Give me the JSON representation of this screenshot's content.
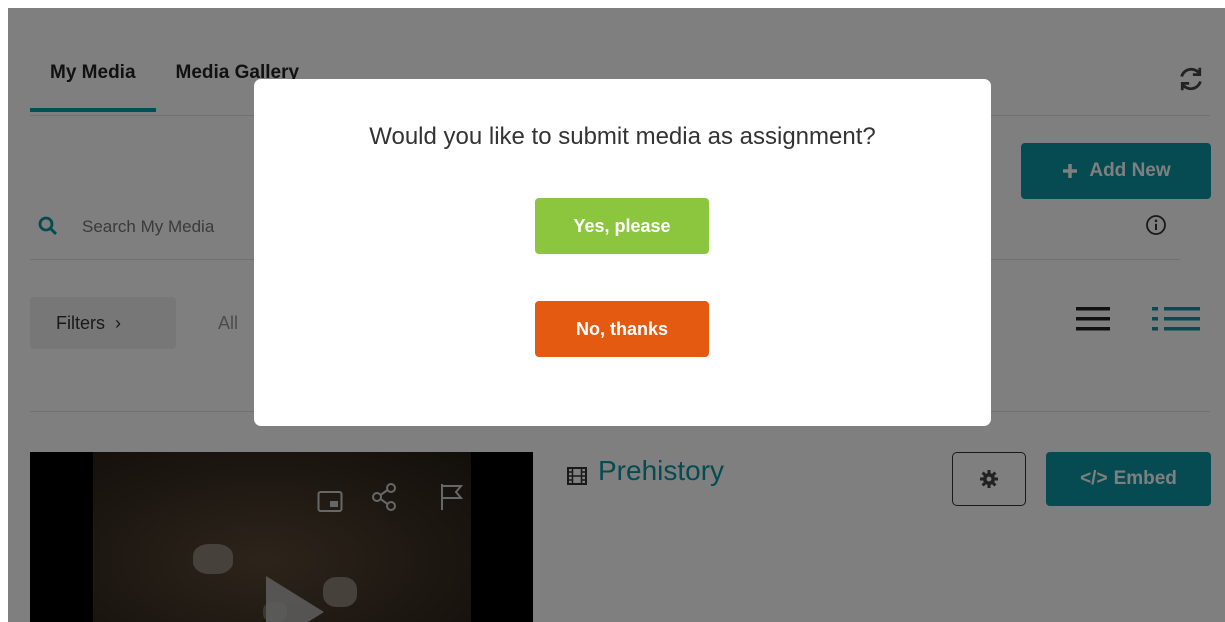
{
  "tabs": [
    {
      "label": "My Media"
    },
    {
      "label": "Media Gallery"
    }
  ],
  "toolbar": {
    "add_new_label": "Add New",
    "search_placeholder": "Search My Media",
    "filters_label": "Filters",
    "filters_chevron": "›",
    "all_label": "All"
  },
  "media_item": {
    "title": "Prehistory",
    "embed_label": "Embed",
    "embed_icon": "</>"
  },
  "modal": {
    "question": "Would you like to submit media as assignment?",
    "yes_label": "Yes, please",
    "no_label": "No, thanks"
  },
  "colors": {
    "accent": "#0a96a3",
    "yes_button": "#8cc63f",
    "no_button": "#e35a10"
  },
  "icons": [
    "refresh-icon",
    "plus-icon",
    "search-icon",
    "info-icon",
    "list-view-icon",
    "detail-view-icon",
    "film-icon",
    "gear-icon",
    "pip-icon",
    "share-icon",
    "flag-icon",
    "play-icon"
  ]
}
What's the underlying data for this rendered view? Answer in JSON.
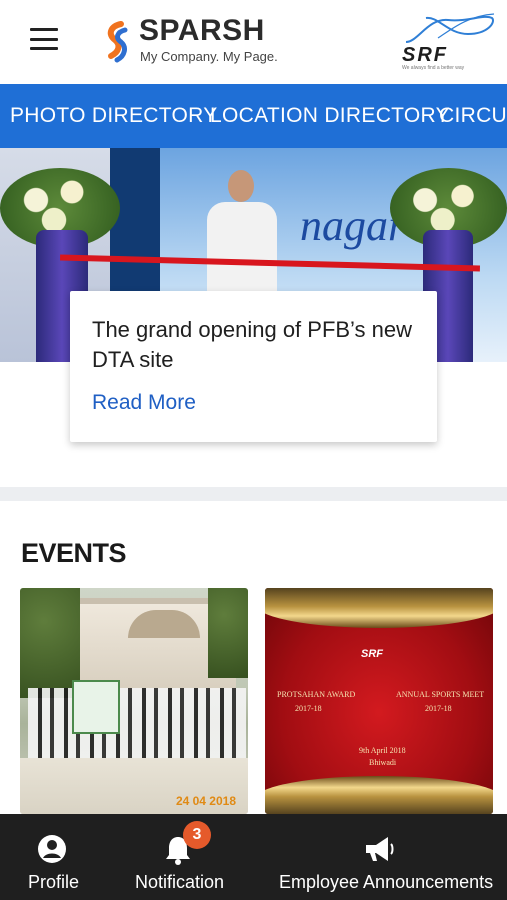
{
  "header": {
    "logo_title": "SPARSH",
    "logo_tagline": "My Company. My Page.",
    "brand": "SRF",
    "brand_tagline": "We always find a better way"
  },
  "nav": {
    "items": [
      "PHOTO DIRECTORY",
      "LOCATION DIRECTORY",
      "CIRCUL"
    ]
  },
  "featured": {
    "banner_sign_text": "nagar",
    "title": "The grand opening of PFB’s new DTA site",
    "link": "Read More"
  },
  "events": {
    "heading": "EVENTS",
    "cards": [
      {
        "date": "24 04 2018"
      },
      {
        "logo": "SRF",
        "left_line1": "PROTSAHAN AWARD",
        "left_line2": "2017-18",
        "right_line1": "ANNUAL SPORTS MEET",
        "right_line2": "2017-18",
        "bottom_line1": "9th April 2018",
        "bottom_line2": "Bhiwadi"
      }
    ]
  },
  "bottom_nav": {
    "items": [
      {
        "label": "Profile",
        "icon": "profile-icon"
      },
      {
        "label": "Notification",
        "icon": "bell-icon",
        "badge": "3"
      },
      {
        "label": "Employee Announcements",
        "icon": "megaphone-icon"
      }
    ]
  },
  "colors": {
    "nav_blue": "#1f6fd6",
    "link_blue": "#1f5fc4",
    "badge_orange": "#e55a2b",
    "bottom_bar": "#1f1f1f"
  }
}
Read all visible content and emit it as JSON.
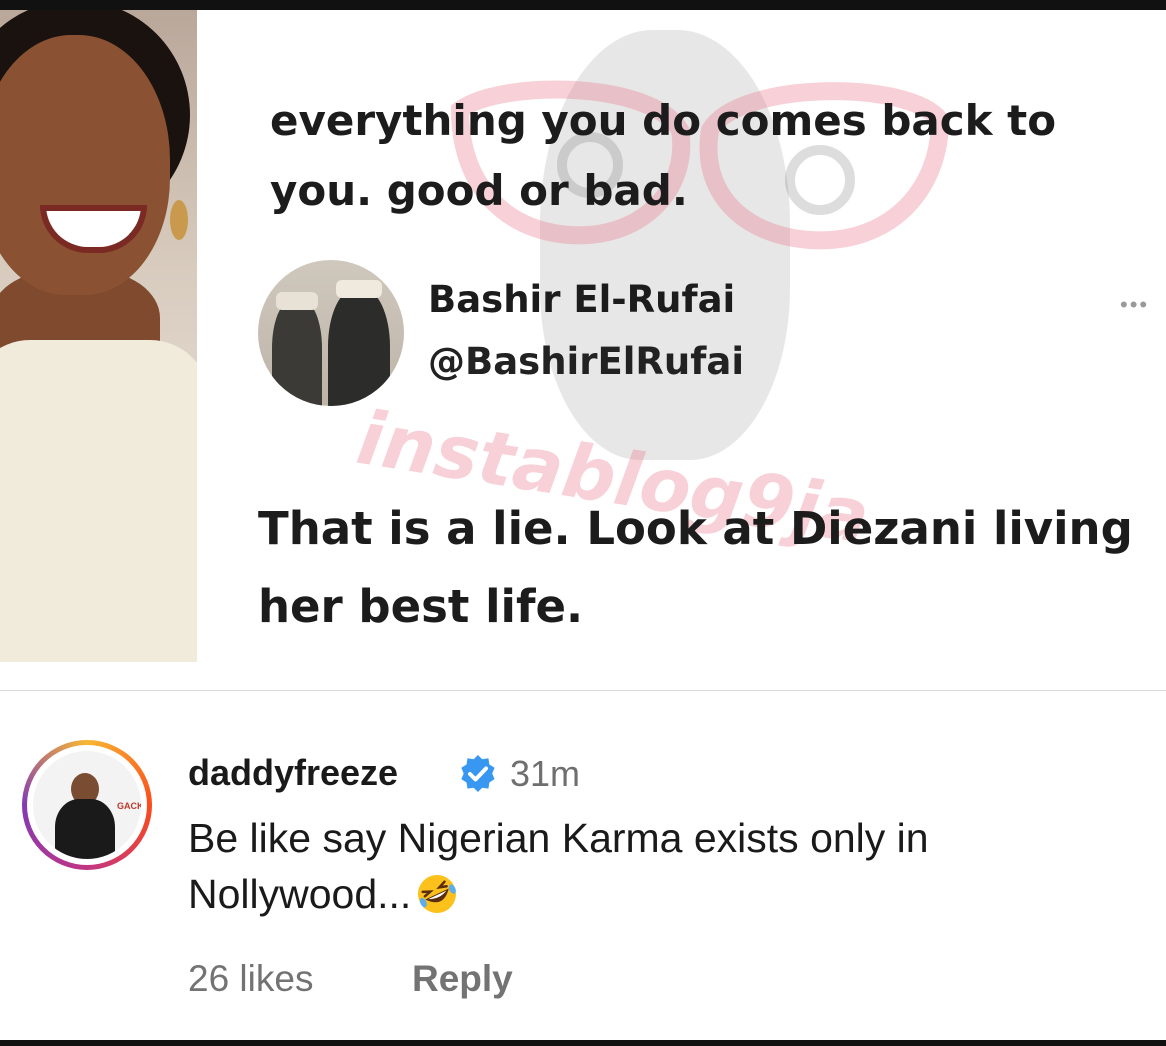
{
  "tweet": {
    "quoted_text": "everything you do comes back to you. good or bad.",
    "author_name": "Bashir El-Rufai",
    "author_handle": "@BashirElRufai",
    "reply_text": "That is a lie. Look at Diezani living her best life.",
    "more_icon": "more-horizontal-icon",
    "more_symbol": "•••"
  },
  "watermark": {
    "text": "instablog9ja",
    "color": "#eb788c"
  },
  "comment": {
    "username": "daddyfreeze",
    "verified_icon": "verified-badge-icon",
    "verified_color": "#3897f0",
    "time": "31m",
    "text": "Be like say Nigerian Karma exists only in Nollywood...",
    "emoji": "rolling-on-floor-laughing-icon",
    "likes": "26 likes",
    "reply_label": "Reply"
  }
}
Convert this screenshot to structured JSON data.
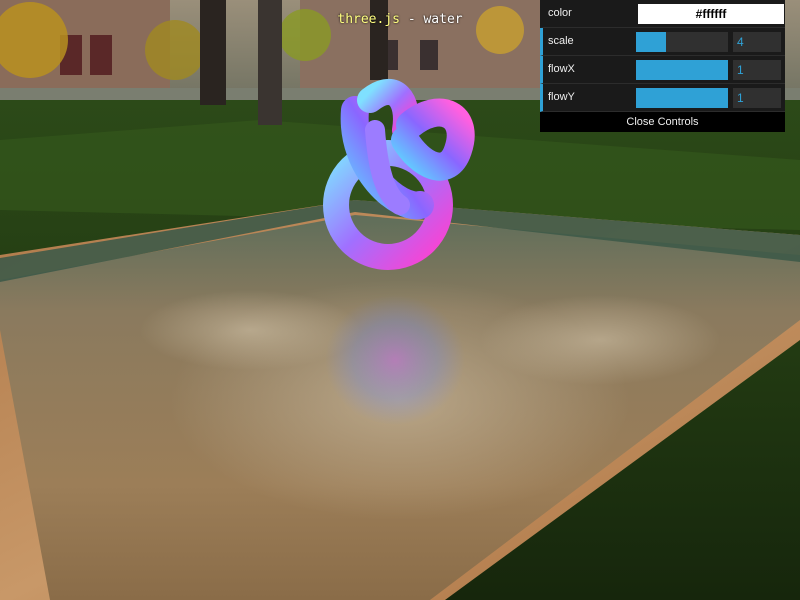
{
  "header": {
    "title_link": "three.js",
    "title_rest": " - water"
  },
  "gui": {
    "controls": [
      {
        "kind": "color",
        "label": "color",
        "value": "#ffffff"
      },
      {
        "kind": "number",
        "label": "scale",
        "value": "4",
        "fraction": 0.33
      },
      {
        "kind": "number",
        "label": "flowX",
        "value": "1",
        "fraction": 1.0
      },
      {
        "kind": "number",
        "label": "flowY",
        "value": "1",
        "fraction": 1.0
      }
    ],
    "close_label": "Close Controls"
  },
  "colors": {
    "accent": "#2fa1d6",
    "panel_bg": "#1a1a1a",
    "link": "#ffff80"
  },
  "scene": {
    "icon_names": [
      "torus-knot",
      "water-plane",
      "park-background"
    ]
  }
}
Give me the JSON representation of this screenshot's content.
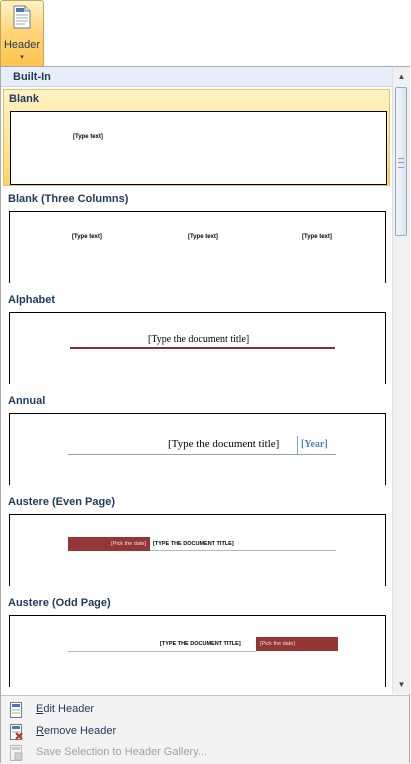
{
  "ribbon": {
    "header_label": "Header",
    "dropdown_arrow": "▾"
  },
  "gallery": {
    "section_title": "Built-In",
    "items": [
      {
        "title": "Blank",
        "texts": [
          "[Type text]"
        ]
      },
      {
        "title": "Blank (Three Columns)",
        "texts": [
          "[Type text]",
          "[Type text]",
          "[Type text]"
        ]
      },
      {
        "title": "Alphabet",
        "doc_title": "[Type the document title]"
      },
      {
        "title": "Annual",
        "doc_title": "[Type the document title]",
        "year": "[Year]"
      },
      {
        "title": "Austere (Even Page)",
        "date": "[Pick the date]",
        "doc_title": "[TYPE THE DOCUMENT TITLE]"
      },
      {
        "title": "Austere (Odd Page)",
        "doc_title": "[TYPE THE DOCUMENT TITLE]",
        "date": "[Pick the date]"
      }
    ]
  },
  "scroll": {
    "up": "▲",
    "down": "▼"
  },
  "commands": {
    "edit": {
      "access_key": "E",
      "rest": "dit Header"
    },
    "remove": {
      "access_key": "R",
      "rest": "emove Header"
    },
    "save": {
      "label": "Save Selection to Header Gallery..."
    }
  },
  "colors": {
    "accent_red": "#943634",
    "heading_blue": "#1e395b",
    "year_blue": "#4f81bd"
  }
}
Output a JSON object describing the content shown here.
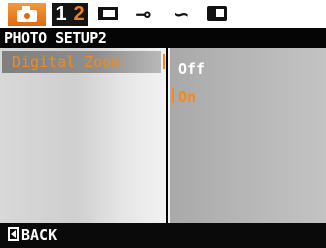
{
  "tabs": {
    "items": [
      {
        "name": "camera",
        "icon": "camera-icon",
        "active": true
      },
      {
        "name": "setup-1",
        "label": "1"
      },
      {
        "name": "setup-2",
        "label": "2",
        "active": true
      },
      {
        "name": "frame",
        "icon": "frame-icon"
      },
      {
        "name": "key",
        "icon": "key-icon"
      },
      {
        "name": "curve",
        "icon": "curve-icon"
      },
      {
        "name": "playback",
        "icon": "playback-icon"
      }
    ]
  },
  "header": {
    "title": "PHOTO SETUP2"
  },
  "menu": {
    "items": [
      {
        "label": "Digital Zoom",
        "selected": true
      }
    ]
  },
  "options": {
    "items": [
      {
        "label": "Off",
        "selected": false
      },
      {
        "label": "On",
        "selected": true
      }
    ]
  },
  "footer": {
    "back_label": "BACK"
  },
  "colors": {
    "accent": "#f28a21",
    "tab_bar": "#ffffff",
    "bar_dark": "#050505"
  }
}
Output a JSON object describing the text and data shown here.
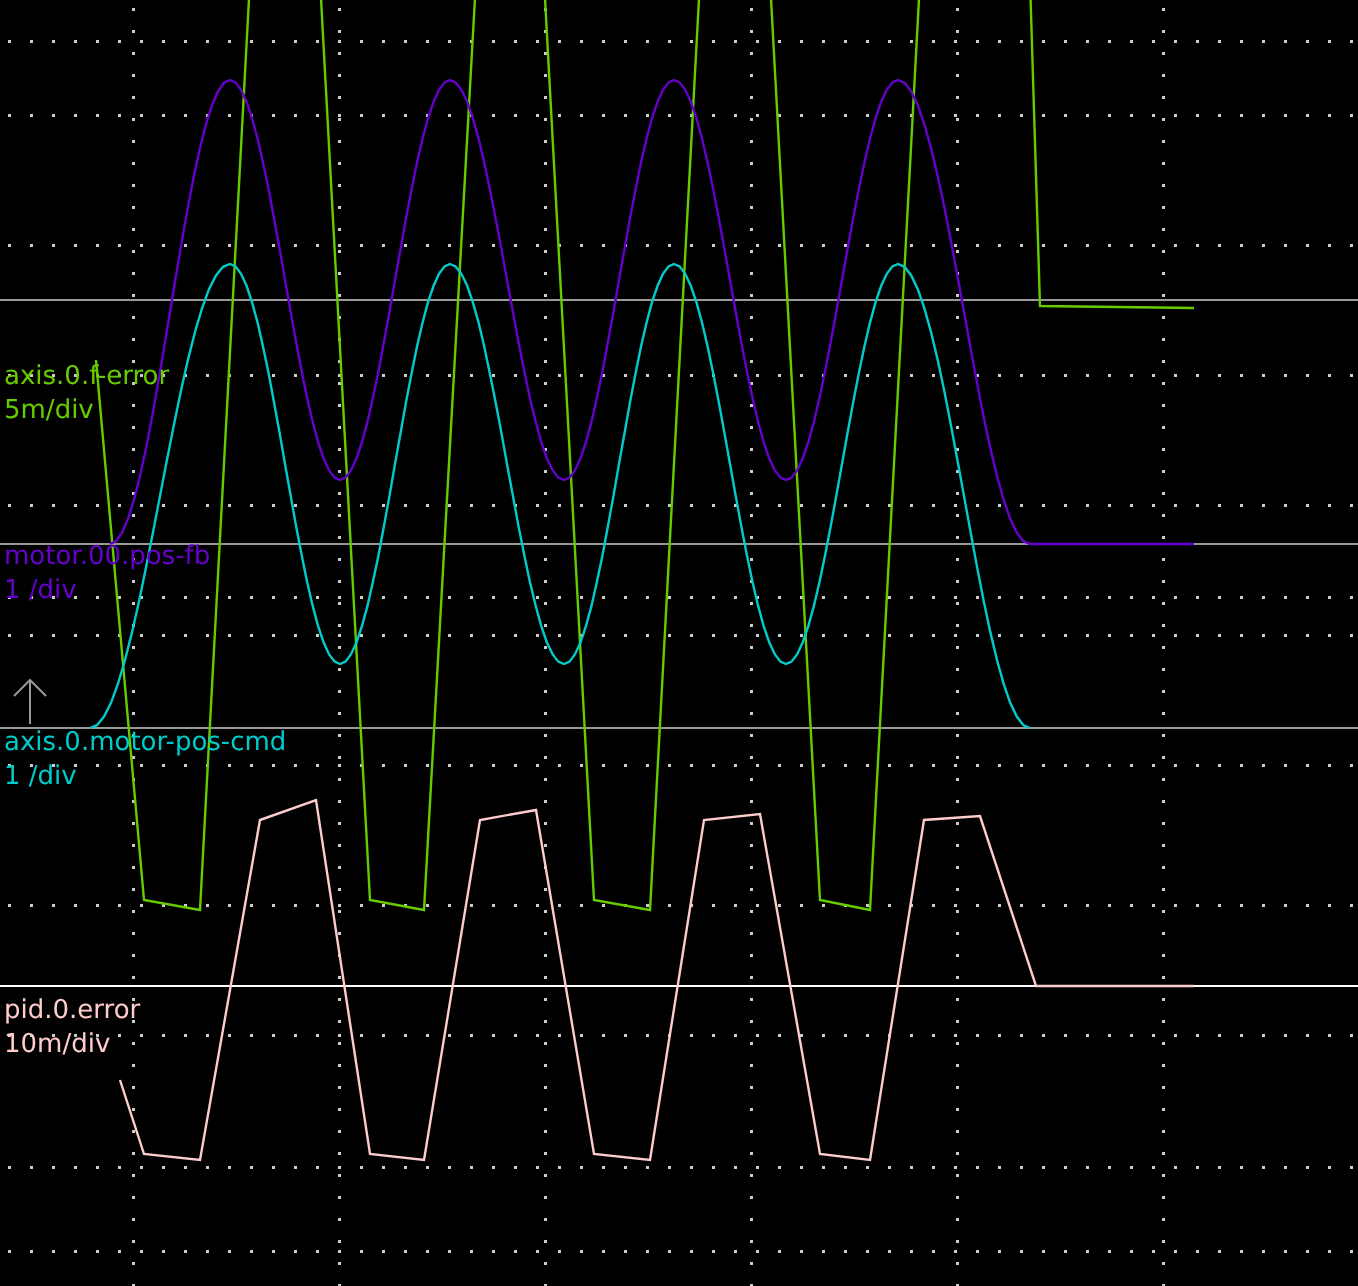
{
  "channels": [
    {
      "name": "axis.0.f-error",
      "scale": "5m/div",
      "color": "#66cc00"
    },
    {
      "name": "motor.00.pos-fb",
      "scale": "1 /div",
      "color": "#6600cc"
    },
    {
      "name": "axis.0.motor-pos-cmd",
      "scale": "1 /div",
      "color": "#00cccc"
    },
    {
      "name": "pid.0.error",
      "scale": "10m/div",
      "color": "#ffcccc"
    }
  ]
}
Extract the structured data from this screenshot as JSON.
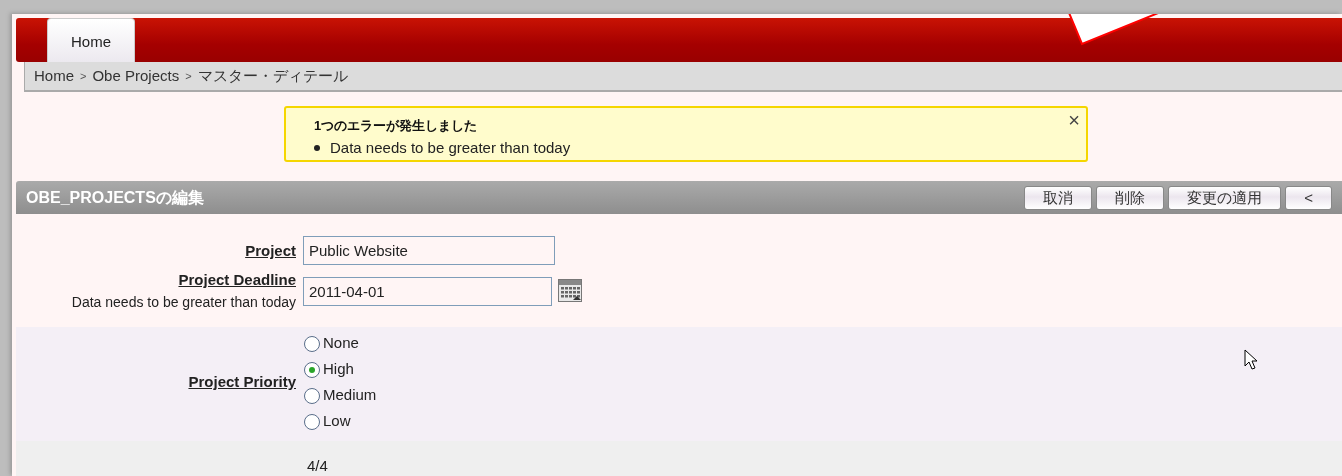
{
  "tabs": [
    {
      "label": "Home",
      "selected": true
    }
  ],
  "breadcrumb": {
    "separator": ">",
    "items": [
      "Home",
      "Obe Projects",
      "マスター・ディテール"
    ]
  },
  "error": {
    "title": "1つのエラーが発生しました",
    "messages": [
      "Data needs to be greater than today"
    ],
    "close": "×"
  },
  "region": {
    "title": "OBE_PROJECTSの編集",
    "buttons": [
      "取消",
      "削除",
      "変更の適用",
      "<"
    ]
  },
  "fields": [
    {
      "kind": "text",
      "label": "Project",
      "value": "Public Website"
    },
    {
      "kind": "date",
      "label": "Project Deadline",
      "error": "Data needs to be greater than today",
      "value": "2011-04-01"
    },
    {
      "kind": "radio",
      "label": "Project Priority",
      "options": [
        {
          "label": "None",
          "selected": false
        },
        {
          "label": "High",
          "selected": true
        },
        {
          "label": "Medium",
          "selected": false
        },
        {
          "label": "Low",
          "selected": false
        }
      ]
    }
  ],
  "pagination": "4/4"
}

* _DIRECTION_
Print each line from the one containing "Output a JSON object describing the text" through the last line of the listing, both included, exactly and with no pictures.

* _FINAL RESULT_
Output a JSON object describing the text and data shown here.
{
  "channels": [
    {
      "name": "axis.0.f-error",
      "scale": "5m/div",
      "color": "#66cc00"
    },
    {
      "name": "motor.00.pos-fb",
      "scale": "1 /div",
      "color": "#6600cc"
    },
    {
      "name": "axis.0.motor-pos-cmd",
      "scale": "1 /div",
      "color": "#00cccc"
    },
    {
      "name": "pid.0.error",
      "scale": "10m/div",
      "color": "#ffcccc"
    }
  ]
}
Extract the structured data from this screenshot as JSON.
{
  "tabs": [
    {
      "label": "Home",
      "selected": true
    }
  ],
  "breadcrumb": {
    "separator": ">",
    "items": [
      "Home",
      "Obe Projects",
      "マスター・ディテール"
    ]
  },
  "error": {
    "title": "1つのエラーが発生しました",
    "messages": [
      "Data needs to be greater than today"
    ],
    "close": "×"
  },
  "region": {
    "title": "OBE_PROJECTSの編集",
    "buttons": [
      "取消",
      "削除",
      "変更の適用",
      "<"
    ]
  },
  "fields": [
    {
      "kind": "text",
      "label": "Project",
      "value": "Public Website"
    },
    {
      "kind": "date",
      "label": "Project Deadline",
      "error": "Data needs to be greater than today",
      "value": "2011-04-01"
    },
    {
      "kind": "radio",
      "label": "Project Priority",
      "options": [
        {
          "label": "None",
          "selected": false
        },
        {
          "label": "High",
          "selected": true
        },
        {
          "label": "Medium",
          "selected": false
        },
        {
          "label": "Low",
          "selected": false
        }
      ]
    }
  ],
  "pagination": "4/4"
}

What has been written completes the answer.